§ Do this: Only lines holding the word "image" should be copied from the material.
## start
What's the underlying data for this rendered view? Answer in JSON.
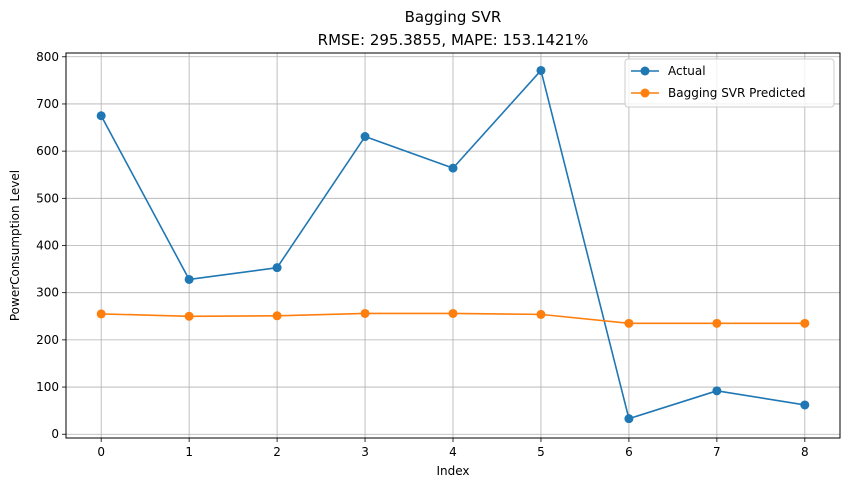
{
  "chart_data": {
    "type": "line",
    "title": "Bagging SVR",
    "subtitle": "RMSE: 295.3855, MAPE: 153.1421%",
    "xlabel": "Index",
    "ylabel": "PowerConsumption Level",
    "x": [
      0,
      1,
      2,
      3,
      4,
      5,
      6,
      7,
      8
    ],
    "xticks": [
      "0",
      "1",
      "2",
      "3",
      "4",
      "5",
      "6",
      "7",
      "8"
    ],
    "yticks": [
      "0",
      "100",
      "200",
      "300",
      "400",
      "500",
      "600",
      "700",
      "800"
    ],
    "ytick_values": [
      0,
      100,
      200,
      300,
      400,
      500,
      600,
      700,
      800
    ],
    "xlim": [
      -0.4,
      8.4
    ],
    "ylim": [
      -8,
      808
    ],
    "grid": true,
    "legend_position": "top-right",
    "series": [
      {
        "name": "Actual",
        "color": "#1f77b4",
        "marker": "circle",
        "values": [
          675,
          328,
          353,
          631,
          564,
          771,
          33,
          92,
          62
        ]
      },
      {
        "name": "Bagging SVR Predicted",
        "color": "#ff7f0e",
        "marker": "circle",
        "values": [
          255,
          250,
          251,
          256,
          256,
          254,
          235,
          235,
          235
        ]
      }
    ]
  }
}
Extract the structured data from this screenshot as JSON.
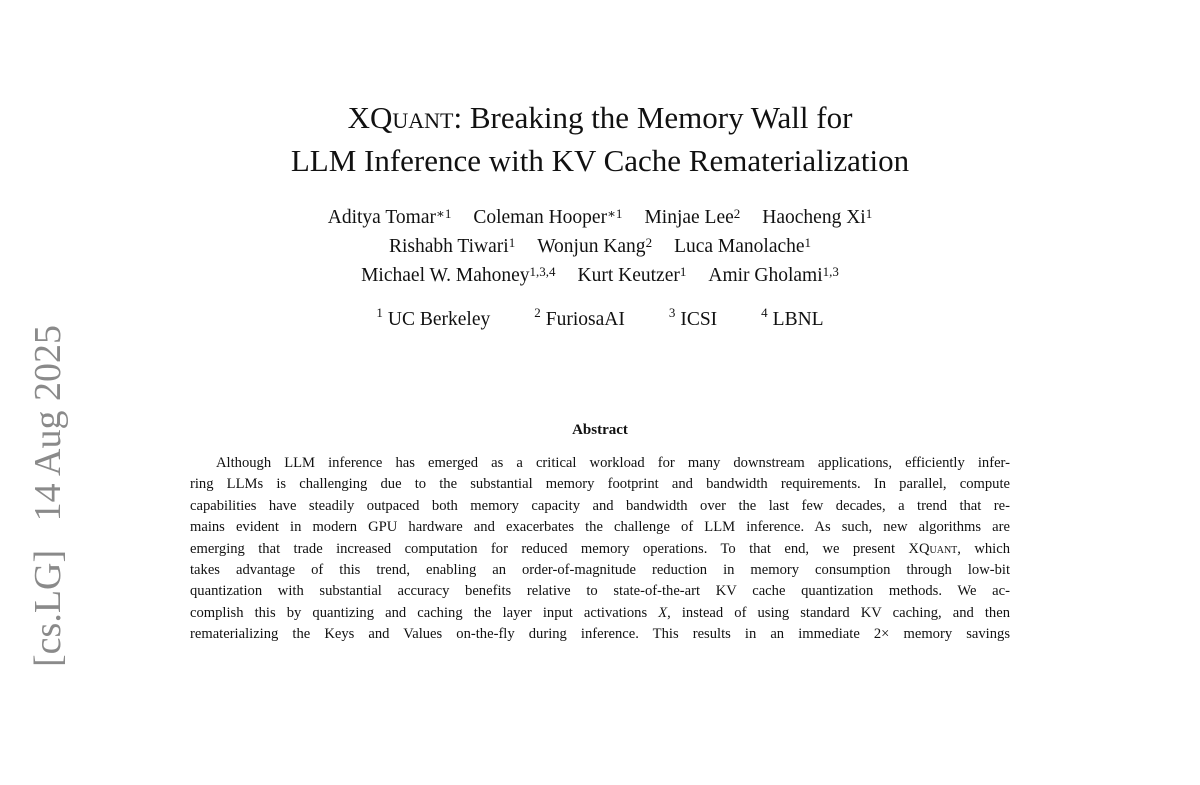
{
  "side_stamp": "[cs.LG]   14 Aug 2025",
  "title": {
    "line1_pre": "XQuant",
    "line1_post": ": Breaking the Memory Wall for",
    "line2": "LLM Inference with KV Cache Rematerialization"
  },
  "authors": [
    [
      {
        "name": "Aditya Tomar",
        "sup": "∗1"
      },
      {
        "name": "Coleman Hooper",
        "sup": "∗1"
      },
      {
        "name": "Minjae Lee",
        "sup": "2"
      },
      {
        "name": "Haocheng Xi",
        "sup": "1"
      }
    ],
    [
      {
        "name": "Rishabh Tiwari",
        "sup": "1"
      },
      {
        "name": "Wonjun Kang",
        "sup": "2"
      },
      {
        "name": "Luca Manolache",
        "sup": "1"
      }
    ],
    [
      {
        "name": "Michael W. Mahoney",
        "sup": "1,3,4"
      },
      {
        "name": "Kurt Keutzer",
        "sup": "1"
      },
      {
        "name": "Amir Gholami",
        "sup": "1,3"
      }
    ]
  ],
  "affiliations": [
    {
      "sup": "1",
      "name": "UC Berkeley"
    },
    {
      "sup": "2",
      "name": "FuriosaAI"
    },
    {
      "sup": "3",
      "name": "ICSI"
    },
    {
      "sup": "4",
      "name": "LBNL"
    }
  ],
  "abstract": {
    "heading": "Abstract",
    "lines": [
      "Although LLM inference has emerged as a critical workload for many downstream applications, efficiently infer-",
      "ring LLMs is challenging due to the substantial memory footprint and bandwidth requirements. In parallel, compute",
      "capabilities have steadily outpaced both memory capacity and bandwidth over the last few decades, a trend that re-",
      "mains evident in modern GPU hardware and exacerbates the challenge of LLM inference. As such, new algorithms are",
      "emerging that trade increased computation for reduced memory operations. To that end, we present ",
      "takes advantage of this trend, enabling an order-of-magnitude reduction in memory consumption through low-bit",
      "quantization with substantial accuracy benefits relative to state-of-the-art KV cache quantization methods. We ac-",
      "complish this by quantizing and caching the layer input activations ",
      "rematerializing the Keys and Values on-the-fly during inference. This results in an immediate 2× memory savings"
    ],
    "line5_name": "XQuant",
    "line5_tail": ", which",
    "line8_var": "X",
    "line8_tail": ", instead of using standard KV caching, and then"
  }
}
## end
## start
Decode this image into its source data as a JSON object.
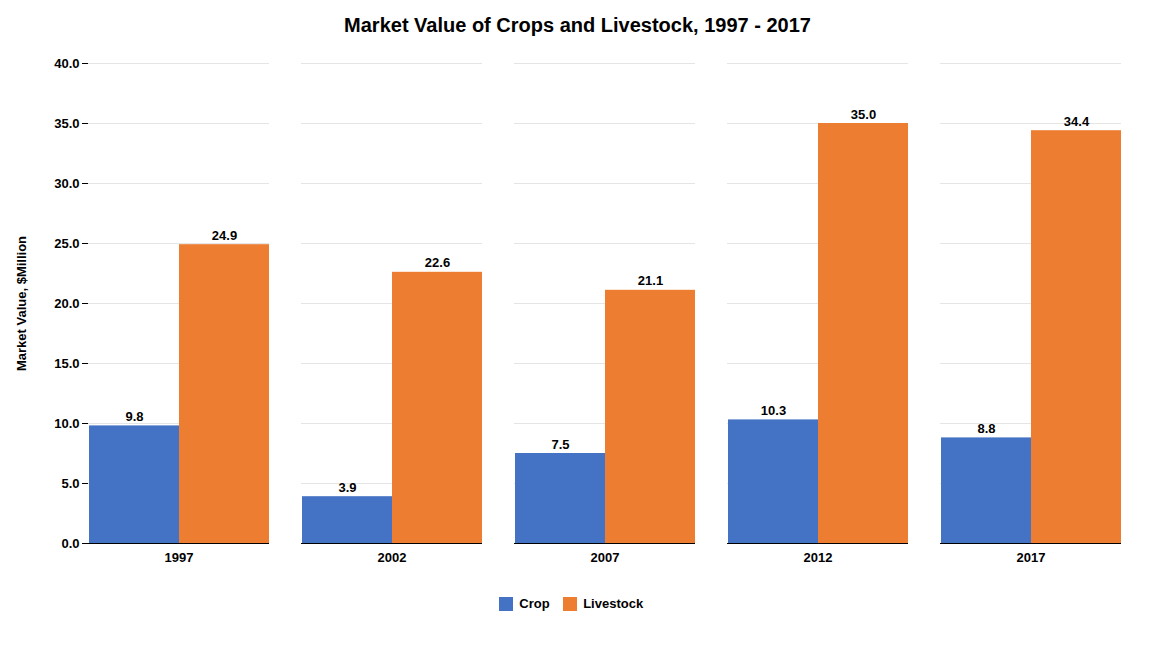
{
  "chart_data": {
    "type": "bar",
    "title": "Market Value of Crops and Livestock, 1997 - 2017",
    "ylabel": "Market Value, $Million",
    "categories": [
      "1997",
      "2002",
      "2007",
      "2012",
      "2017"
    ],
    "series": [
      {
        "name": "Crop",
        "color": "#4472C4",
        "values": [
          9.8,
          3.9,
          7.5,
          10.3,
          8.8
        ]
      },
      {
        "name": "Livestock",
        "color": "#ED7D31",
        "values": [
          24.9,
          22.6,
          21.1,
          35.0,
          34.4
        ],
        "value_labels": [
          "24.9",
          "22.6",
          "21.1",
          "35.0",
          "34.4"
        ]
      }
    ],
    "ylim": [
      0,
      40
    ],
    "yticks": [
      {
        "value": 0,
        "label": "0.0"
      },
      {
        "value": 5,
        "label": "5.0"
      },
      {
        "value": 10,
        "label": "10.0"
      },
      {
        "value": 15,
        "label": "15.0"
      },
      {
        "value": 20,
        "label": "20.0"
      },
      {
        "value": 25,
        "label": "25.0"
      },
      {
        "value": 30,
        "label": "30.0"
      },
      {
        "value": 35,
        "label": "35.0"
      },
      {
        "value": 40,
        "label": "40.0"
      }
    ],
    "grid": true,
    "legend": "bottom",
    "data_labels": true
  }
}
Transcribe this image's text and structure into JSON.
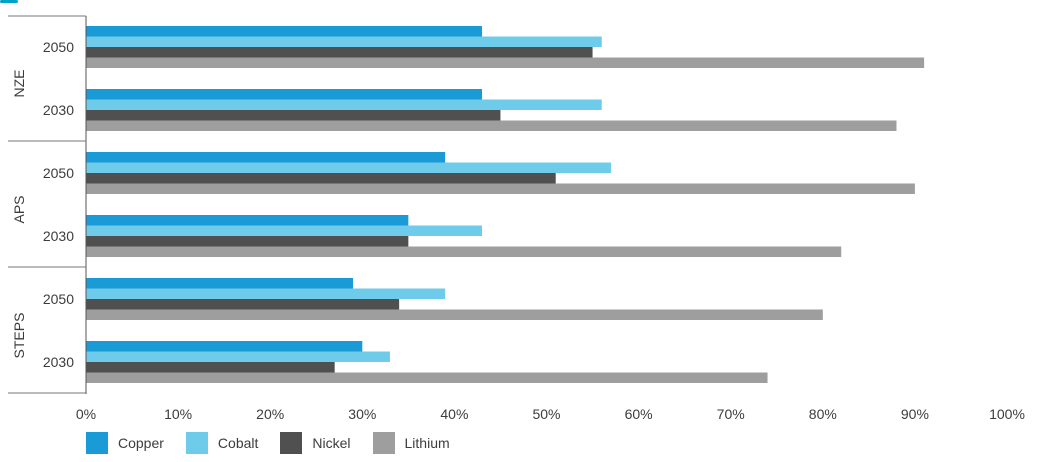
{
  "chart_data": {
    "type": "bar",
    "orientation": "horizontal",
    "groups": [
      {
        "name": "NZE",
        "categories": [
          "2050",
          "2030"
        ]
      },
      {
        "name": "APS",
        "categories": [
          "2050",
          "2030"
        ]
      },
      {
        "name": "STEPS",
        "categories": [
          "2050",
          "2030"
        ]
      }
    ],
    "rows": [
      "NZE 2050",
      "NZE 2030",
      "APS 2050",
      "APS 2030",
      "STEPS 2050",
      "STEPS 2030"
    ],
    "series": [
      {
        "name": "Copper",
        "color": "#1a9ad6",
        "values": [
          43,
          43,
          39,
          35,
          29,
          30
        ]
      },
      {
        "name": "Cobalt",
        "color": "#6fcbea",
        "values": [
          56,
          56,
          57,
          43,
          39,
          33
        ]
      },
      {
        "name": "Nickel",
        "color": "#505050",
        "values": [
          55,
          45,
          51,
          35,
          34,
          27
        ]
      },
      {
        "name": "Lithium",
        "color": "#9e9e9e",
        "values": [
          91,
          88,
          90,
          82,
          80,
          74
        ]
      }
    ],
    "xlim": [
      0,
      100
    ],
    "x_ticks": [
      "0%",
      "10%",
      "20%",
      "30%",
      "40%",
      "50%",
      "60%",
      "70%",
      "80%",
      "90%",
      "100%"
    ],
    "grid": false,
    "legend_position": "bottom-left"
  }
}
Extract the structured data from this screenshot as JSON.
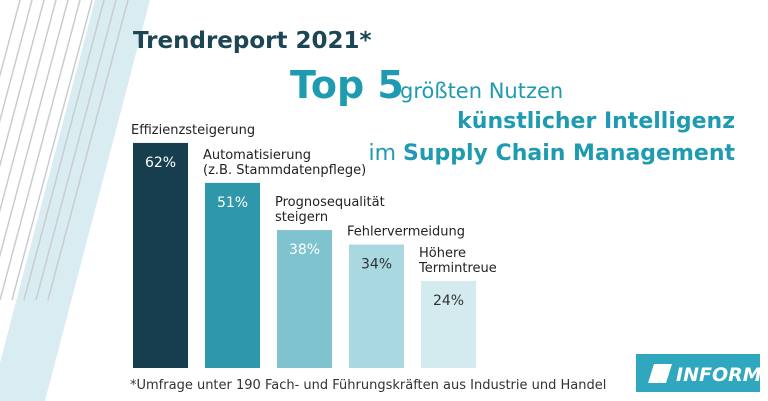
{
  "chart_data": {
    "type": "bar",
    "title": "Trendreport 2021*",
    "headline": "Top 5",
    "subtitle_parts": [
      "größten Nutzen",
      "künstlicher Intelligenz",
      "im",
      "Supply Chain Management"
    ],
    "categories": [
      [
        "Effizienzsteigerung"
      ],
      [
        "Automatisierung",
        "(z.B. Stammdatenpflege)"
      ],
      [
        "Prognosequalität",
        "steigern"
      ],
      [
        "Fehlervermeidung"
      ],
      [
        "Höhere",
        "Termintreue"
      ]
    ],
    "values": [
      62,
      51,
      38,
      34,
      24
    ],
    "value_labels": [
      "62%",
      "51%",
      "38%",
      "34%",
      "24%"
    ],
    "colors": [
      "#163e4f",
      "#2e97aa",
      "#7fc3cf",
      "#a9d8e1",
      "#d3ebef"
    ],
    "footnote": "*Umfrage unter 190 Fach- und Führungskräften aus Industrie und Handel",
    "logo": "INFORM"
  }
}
## end
§ Result of this exercise:
Decode this image into its source data as a JSON object.
Transcribe this image's text and structure into JSON.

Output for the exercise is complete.